• [WHAT YOU SHOULD DO]
Note each line of the listing that contains the string "name", and copy it.

[Dataset entries on figures]
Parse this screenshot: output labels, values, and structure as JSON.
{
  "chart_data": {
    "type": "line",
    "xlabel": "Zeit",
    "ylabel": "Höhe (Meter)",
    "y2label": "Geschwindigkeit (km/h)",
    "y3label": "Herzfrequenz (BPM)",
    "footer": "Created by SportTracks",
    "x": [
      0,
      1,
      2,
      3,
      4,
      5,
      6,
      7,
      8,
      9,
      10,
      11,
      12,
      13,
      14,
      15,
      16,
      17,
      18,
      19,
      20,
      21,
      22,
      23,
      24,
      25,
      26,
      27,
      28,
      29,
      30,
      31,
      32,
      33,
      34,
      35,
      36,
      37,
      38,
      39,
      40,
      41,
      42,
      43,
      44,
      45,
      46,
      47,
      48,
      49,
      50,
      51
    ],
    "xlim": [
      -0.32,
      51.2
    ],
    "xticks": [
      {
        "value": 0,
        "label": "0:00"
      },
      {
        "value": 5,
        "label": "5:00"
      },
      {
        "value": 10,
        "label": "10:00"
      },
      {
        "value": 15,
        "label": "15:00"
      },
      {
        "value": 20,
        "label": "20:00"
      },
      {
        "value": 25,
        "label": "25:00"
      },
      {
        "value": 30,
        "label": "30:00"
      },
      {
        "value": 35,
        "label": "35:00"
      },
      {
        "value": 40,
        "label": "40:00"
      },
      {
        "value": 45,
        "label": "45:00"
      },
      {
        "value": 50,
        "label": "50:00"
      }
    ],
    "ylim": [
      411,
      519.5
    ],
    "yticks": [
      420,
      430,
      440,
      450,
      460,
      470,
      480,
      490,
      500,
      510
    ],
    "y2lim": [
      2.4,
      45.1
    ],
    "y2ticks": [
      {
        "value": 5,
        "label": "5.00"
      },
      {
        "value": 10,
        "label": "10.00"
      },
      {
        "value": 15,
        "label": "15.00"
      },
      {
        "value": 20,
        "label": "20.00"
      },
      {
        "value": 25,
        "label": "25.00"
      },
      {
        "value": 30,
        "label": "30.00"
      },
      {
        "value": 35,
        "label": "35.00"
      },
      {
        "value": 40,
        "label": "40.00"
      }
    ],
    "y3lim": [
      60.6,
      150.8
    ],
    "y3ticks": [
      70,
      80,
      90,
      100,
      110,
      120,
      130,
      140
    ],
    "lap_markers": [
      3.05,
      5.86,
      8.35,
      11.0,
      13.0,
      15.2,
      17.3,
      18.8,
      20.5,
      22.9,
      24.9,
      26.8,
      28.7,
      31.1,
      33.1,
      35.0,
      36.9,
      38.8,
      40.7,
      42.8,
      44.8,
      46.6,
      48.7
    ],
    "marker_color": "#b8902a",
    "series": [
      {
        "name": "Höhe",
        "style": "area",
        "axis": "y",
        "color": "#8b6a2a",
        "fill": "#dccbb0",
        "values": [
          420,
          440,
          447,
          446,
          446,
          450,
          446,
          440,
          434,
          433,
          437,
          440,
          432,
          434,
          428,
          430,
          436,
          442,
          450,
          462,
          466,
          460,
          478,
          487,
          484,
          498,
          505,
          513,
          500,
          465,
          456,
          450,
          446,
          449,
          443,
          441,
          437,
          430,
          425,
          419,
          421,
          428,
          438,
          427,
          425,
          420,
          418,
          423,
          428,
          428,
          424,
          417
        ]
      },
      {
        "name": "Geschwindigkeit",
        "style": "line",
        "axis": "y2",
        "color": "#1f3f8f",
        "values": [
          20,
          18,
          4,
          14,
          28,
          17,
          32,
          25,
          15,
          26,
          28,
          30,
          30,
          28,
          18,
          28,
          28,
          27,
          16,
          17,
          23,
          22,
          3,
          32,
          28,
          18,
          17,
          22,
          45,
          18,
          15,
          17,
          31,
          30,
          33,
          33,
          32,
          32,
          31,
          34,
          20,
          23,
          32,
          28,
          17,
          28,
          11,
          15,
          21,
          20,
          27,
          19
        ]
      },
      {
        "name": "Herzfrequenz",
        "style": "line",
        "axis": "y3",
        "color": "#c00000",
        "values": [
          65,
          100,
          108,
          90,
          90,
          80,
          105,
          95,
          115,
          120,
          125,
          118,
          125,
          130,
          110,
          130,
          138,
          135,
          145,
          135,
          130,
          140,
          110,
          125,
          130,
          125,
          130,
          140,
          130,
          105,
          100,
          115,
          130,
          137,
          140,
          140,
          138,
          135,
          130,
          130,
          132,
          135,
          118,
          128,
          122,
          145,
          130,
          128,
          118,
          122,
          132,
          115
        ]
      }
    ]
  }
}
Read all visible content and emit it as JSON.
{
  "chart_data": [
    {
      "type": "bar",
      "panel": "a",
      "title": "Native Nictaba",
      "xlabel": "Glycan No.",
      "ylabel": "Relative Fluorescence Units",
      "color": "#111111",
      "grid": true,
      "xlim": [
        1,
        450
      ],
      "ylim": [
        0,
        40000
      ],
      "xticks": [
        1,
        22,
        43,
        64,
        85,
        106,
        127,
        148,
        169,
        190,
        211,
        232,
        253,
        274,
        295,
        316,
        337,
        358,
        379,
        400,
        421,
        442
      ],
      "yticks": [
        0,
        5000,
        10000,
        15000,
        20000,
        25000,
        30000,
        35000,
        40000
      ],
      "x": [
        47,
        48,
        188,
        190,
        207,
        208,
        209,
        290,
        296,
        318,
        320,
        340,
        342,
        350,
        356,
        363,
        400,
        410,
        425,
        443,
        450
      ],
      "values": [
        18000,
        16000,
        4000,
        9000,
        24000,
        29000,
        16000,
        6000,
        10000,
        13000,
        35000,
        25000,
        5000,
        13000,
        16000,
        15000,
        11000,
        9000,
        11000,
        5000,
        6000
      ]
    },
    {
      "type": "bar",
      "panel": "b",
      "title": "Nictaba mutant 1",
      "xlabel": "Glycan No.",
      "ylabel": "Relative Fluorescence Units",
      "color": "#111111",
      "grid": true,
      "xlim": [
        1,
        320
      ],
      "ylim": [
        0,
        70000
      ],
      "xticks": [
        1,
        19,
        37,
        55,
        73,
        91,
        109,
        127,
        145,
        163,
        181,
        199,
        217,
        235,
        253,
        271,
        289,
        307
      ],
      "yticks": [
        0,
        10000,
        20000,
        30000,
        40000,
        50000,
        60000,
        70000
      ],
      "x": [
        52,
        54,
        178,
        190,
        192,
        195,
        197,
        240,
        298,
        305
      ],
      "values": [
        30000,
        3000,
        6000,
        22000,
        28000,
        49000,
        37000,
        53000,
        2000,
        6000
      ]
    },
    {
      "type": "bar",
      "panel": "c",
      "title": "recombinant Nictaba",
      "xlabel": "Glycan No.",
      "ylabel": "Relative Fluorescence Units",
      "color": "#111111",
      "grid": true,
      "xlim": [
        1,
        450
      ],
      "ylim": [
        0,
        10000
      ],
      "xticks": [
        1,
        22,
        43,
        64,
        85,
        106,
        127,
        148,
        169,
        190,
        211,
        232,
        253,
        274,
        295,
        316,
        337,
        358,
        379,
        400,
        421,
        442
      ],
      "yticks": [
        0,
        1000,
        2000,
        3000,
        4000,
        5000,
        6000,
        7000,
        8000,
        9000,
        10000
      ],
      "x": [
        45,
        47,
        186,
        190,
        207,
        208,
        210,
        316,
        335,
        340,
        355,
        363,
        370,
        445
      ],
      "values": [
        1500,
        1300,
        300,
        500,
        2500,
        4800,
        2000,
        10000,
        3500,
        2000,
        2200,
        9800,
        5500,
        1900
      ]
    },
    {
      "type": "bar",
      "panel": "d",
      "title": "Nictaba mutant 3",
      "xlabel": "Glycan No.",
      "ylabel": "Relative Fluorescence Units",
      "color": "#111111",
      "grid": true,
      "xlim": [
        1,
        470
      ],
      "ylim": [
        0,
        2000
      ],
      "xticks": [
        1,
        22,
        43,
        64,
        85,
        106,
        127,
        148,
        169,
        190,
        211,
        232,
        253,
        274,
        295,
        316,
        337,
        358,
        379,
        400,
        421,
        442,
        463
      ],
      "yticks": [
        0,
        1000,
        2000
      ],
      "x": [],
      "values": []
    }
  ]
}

• [COMPLETED TASK]
        "name": "Höhe",
        "name": "Geschwindigkeit",
        "name": "Herzfrequenz",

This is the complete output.